═════ Extracted material
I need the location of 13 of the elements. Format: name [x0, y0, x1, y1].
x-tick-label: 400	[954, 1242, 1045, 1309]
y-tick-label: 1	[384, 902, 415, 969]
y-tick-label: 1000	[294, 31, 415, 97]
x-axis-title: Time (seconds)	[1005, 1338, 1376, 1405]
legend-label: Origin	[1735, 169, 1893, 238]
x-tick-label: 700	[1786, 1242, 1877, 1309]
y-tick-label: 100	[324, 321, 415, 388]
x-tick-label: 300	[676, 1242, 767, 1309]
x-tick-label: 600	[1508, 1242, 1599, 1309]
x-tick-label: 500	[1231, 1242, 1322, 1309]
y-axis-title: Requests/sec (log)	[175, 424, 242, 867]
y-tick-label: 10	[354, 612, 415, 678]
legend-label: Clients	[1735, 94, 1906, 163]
══════════
-- Aim --
Reproduce every line of the items above without changing a single character.

-- Result --
I need the location of 13 of the elements. Format: name [x0, y0, x1, y1].
x-tick-label: 400	[954, 1242, 1045, 1309]
y-tick-label: 1	[384, 902, 415, 969]
y-tick-label: 1000	[294, 31, 415, 97]
x-axis-title: Time (seconds)	[1005, 1338, 1376, 1405]
legend-label: Origin	[1735, 169, 1893, 238]
x-tick-label: 700	[1786, 1242, 1877, 1309]
y-tick-label: 100	[324, 321, 415, 388]
x-tick-label: 300	[676, 1242, 767, 1309]
x-tick-label: 600	[1508, 1242, 1599, 1309]
x-tick-label: 500	[1231, 1242, 1322, 1309]
y-axis-title: Requests/sec (log)	[175, 424, 242, 867]
y-tick-label: 10	[354, 612, 415, 678]
legend-label: Clients	[1735, 94, 1906, 163]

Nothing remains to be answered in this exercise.